» **TASK TO CARRY OUT**
Extract all of the data and reproduce it precisely.

» **TASK INPUT**
⁂
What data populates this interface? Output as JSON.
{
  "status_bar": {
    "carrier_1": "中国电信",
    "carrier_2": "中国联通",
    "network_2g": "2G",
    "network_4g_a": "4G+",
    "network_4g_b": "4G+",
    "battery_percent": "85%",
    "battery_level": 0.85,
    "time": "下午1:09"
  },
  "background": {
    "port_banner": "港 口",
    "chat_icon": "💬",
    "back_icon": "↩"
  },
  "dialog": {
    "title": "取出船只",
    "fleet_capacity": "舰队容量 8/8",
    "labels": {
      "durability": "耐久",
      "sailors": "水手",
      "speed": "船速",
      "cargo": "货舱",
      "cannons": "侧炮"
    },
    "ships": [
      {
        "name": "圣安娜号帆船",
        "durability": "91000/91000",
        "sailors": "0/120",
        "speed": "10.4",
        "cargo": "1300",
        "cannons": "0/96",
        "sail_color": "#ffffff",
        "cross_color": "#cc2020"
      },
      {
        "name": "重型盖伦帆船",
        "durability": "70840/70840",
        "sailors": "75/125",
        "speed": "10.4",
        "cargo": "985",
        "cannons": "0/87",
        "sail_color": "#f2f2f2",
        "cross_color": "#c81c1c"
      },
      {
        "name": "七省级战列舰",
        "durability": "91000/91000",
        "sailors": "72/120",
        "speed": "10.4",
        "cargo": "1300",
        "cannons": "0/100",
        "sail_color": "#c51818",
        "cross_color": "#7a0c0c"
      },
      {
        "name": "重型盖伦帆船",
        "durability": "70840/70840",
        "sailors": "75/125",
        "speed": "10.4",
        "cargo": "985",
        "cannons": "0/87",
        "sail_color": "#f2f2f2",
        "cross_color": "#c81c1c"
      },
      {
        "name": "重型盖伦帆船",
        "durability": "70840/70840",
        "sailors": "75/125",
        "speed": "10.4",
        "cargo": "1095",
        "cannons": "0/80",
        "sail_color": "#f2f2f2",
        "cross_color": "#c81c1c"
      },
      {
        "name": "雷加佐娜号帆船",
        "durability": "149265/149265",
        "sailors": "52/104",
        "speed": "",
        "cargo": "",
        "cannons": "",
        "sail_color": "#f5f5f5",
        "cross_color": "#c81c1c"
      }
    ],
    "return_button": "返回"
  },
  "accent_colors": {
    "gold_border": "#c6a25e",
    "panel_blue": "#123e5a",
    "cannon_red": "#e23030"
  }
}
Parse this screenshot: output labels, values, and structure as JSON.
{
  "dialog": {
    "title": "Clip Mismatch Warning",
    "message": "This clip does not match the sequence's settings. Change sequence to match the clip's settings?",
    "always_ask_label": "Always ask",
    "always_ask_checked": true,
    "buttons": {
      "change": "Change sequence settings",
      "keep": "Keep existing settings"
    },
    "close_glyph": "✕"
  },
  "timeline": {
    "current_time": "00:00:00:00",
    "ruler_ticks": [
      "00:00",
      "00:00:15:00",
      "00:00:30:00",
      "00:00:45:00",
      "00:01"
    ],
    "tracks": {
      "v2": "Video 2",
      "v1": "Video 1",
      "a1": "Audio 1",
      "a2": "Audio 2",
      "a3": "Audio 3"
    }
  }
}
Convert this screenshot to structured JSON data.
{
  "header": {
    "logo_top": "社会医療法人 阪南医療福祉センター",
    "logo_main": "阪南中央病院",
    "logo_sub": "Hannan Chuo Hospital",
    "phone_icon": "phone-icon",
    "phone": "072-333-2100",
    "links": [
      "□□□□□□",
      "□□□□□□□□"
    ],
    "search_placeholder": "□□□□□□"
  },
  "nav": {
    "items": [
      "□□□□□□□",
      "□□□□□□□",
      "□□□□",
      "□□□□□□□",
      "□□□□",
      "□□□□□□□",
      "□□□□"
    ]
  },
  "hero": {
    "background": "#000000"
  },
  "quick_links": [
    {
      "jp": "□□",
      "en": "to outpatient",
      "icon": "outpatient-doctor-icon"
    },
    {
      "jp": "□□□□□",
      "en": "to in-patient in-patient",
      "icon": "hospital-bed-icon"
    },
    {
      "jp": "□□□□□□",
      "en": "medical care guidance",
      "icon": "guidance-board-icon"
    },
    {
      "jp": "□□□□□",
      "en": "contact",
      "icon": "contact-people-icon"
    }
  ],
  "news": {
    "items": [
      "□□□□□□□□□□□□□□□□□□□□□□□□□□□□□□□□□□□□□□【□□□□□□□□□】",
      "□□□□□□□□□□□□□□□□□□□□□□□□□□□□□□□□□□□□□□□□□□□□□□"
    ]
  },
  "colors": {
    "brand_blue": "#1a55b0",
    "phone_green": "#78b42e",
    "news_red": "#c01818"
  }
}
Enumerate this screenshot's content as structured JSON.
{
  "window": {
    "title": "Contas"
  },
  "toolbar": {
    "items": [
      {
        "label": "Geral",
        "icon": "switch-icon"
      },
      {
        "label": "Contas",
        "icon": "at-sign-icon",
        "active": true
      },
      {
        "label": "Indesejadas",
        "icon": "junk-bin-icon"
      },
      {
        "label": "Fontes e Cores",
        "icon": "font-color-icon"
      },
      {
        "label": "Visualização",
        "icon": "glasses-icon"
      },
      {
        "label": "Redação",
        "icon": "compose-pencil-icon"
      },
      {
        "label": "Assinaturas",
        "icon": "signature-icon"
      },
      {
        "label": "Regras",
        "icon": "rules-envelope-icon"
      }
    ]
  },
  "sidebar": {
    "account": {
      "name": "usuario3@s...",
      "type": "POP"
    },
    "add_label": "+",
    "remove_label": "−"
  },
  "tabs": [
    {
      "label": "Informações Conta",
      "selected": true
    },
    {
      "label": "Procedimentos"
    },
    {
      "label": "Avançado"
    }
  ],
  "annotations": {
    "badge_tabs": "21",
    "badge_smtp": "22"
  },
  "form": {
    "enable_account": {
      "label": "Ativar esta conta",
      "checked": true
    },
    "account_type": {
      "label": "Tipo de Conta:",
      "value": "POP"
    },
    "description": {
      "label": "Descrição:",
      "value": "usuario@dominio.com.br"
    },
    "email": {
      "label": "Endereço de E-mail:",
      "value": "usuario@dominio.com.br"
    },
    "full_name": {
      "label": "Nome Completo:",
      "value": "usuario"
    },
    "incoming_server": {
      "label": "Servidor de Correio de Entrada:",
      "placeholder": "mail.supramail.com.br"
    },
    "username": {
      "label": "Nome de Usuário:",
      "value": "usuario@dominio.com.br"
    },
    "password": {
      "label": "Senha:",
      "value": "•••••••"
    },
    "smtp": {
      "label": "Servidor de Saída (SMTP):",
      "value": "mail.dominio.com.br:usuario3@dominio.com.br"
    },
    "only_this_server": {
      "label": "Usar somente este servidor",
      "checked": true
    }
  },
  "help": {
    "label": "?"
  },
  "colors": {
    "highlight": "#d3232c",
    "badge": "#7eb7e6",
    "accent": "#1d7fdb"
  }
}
⁂
» **WRITTEN RESPONSE**
What data populates this interface? Output as JSON.
{
  "status_bar": {
    "carrier_1": "中国电信",
    "carrier_2": "中国联通",
    "network_2g": "2G",
    "network_4g_a": "4G+",
    "network_4g_b": "4G+",
    "battery_percent": "85%",
    "battery_level": 0.85,
    "time": "下午1:09"
  },
  "background": {
    "port_banner": "港 口",
    "chat_icon": "💬",
    "back_icon": "↩"
  },
  "dialog": {
    "title": "取出船只",
    "fleet_capacity": "舰队容量 8/8",
    "labels": {
      "durability": "耐久",
      "sailors": "水手",
      "speed": "船速",
      "cargo": "货舱",
      "cannons": "侧炮"
    },
    "ships": [
      {
        "name": "圣安娜号帆船",
        "durability": "91000/91000",
        "sailors": "0/120",
        "speed": "10.4",
        "cargo": "1300",
        "cannons": "0/96",
        "sail_color": "#ffffff",
        "cross_color": "#cc2020"
      },
      {
        "name": "重型盖伦帆船",
        "durability": "70840/70840",
        "sailors": "75/125",
        "speed": "10.4",
        "cargo": "985",
        "cannons": "0/87",
        "sail_color": "#f2f2f2",
        "cross_color": "#c81c1c"
      },
      {
        "name": "七省级战列舰",
        "durability": "91000/91000",
        "sailors": "72/120",
        "speed": "10.4",
        "cargo": "1300",
        "cannons": "0/100",
        "sail_color": "#c51818",
        "cross_color": "#7a0c0c"
      },
      {
        "name": "重型盖伦帆船",
        "durability": "70840/70840",
        "sailors": "75/125",
        "speed": "10.4",
        "cargo": "985",
        "cannons": "0/87",
        "sail_color": "#f2f2f2",
        "cross_color": "#c81c1c"
      },
      {
        "name": "重型盖伦帆船",
        "durability": "70840/70840",
        "sailors": "75/125",
        "speed": "10.4",
        "cargo": "1095",
        "cannons": "0/80",
        "sail_color": "#f2f2f2",
        "cross_color": "#c81c1c"
      },
      {
        "name": "雷加佐娜号帆船",
        "durability": "149265/149265",
        "sailors": "52/104",
        "speed": "",
        "cargo": "",
        "cannons": "",
        "sail_color": "#f5f5f5",
        "cross_color": "#c81c1c"
      }
    ],
    "return_button": "返回"
  },
  "accent_colors": {
    "gold_border": "#c6a25e",
    "panel_blue": "#123e5a",
    "cannon_red": "#e23030"
  }
}
Parse this screenshot: output labels, values, and structure as JSON.
{
  "dialog": {
    "title": "Clip Mismatch Warning",
    "message": "This clip does not match the sequence's settings. Change sequence to match the clip's settings?",
    "always_ask_label": "Always ask",
    "always_ask_checked": true,
    "buttons": {
      "change": "Change sequence settings",
      "keep": "Keep existing settings"
    },
    "close_glyph": "✕"
  },
  "timeline": {
    "current_time": "00:00:00:00",
    "ruler_ticks": [
      "00:00",
      "00:00:15:00",
      "00:00:30:00",
      "00:00:45:00",
      "00:01"
    ],
    "tracks": {
      "v2": "Video 2",
      "v1": "Video 1",
      "a1": "Audio 1",
      "a2": "Audio 2",
      "a3": "Audio 3"
    }
  }
}
Convert this screenshot to structured JSON data.
{
  "header": {
    "logo_top": "社会医療法人 阪南医療福祉センター",
    "logo_main": "阪南中央病院",
    "logo_sub": "Hannan Chuo Hospital",
    "phone_icon": "phone-icon",
    "phone": "072-333-2100",
    "links": [
      "□□□□□□",
      "□□□□□□□□"
    ],
    "search_placeholder": "□□□□□□"
  },
  "nav": {
    "items": [
      "□□□□□□□",
      "□□□□□□□",
      "□□□□",
      "□□□□□□□",
      "□□□□",
      "□□□□□□□",
      "□□□□"
    ]
  },
  "hero": {
    "background": "#000000"
  },
  "quick_links": [
    {
      "jp": "□□",
      "en": "to outpatient",
      "icon": "outpatient-doctor-icon"
    },
    {
      "jp": "□□□□□",
      "en": "to in-patient in-patient",
      "icon": "hospital-bed-icon"
    },
    {
      "jp": "□□□□□□",
      "en": "medical care guidance",
      "icon": "guidance-board-icon"
    },
    {
      "jp": "□□□□□",
      "en": "contact",
      "icon": "contact-people-icon"
    }
  ],
  "news": {
    "items": [
      "□□□□□□□□□□□□□□□□□□□□□□□□□□□□□□□□□□□□□□【□□□□□□□□□】",
      "□□□□□□□□□□□□□□□□□□□□□□□□□□□□□□□□□□□□□□□□□□□□□□"
    ]
  },
  "colors": {
    "brand_blue": "#1a55b0",
    "phone_green": "#78b42e",
    "news_red": "#c01818"
  }
}
Enumerate this screenshot's content as structured JSON.
{
  "window": {
    "title": "Contas"
  },
  "toolbar": {
    "items": [
      {
        "label": "Geral",
        "icon": "switch-icon"
      },
      {
        "label": "Contas",
        "icon": "at-sign-icon",
        "active": true
      },
      {
        "label": "Indesejadas",
        "icon": "junk-bin-icon"
      },
      {
        "label": "Fontes e Cores",
        "icon": "font-color-icon"
      },
      {
        "label": "Visualização",
        "icon": "glasses-icon"
      },
      {
        "label": "Redação",
        "icon": "compose-pencil-icon"
      },
      {
        "label": "Assinaturas",
        "icon": "signature-icon"
      },
      {
        "label": "Regras",
        "icon": "rules-envelope-icon"
      }
    ]
  },
  "sidebar": {
    "account": {
      "name": "usuario3@s...",
      "type": "POP"
    },
    "add_label": "+",
    "remove_label": "−"
  },
  "tabs": [
    {
      "label": "Informações Conta",
      "selected": true
    },
    {
      "label": "Procedimentos"
    },
    {
      "label": "Avançado"
    }
  ],
  "annotations": {
    "badge_tabs": "21",
    "badge_smtp": "22"
  },
  "form": {
    "enable_account": {
      "label": "Ativar esta conta",
      "checked": true
    },
    "account_type": {
      "label": "Tipo de Conta:",
      "value": "POP"
    },
    "description": {
      "label": "Descrição:",
      "value": "usuario@dominio.com.br"
    },
    "email": {
      "label": "Endereço de E-mail:",
      "value": "usuario@dominio.com.br"
    },
    "full_name": {
      "label": "Nome Completo:",
      "value": "usuario"
    },
    "incoming_server": {
      "label": "Servidor de Correio de Entrada:",
      "placeholder": "mail.supramail.com.br"
    },
    "username": {
      "label": "Nome de Usuário:",
      "value": "usuario@dominio.com.br"
    },
    "password": {
      "label": "Senha:",
      "value": "•••••••"
    },
    "smtp": {
      "label": "Servidor de Saída (SMTP):",
      "value": "mail.dominio.com.br:usuario3@dominio.com.br"
    },
    "only_this_server": {
      "label": "Usar somente este servidor",
      "checked": true
    }
  },
  "help": {
    "label": "?"
  },
  "colors": {
    "highlight": "#d3232c",
    "badge": "#7eb7e6",
    "accent": "#1d7fdb"
  }
}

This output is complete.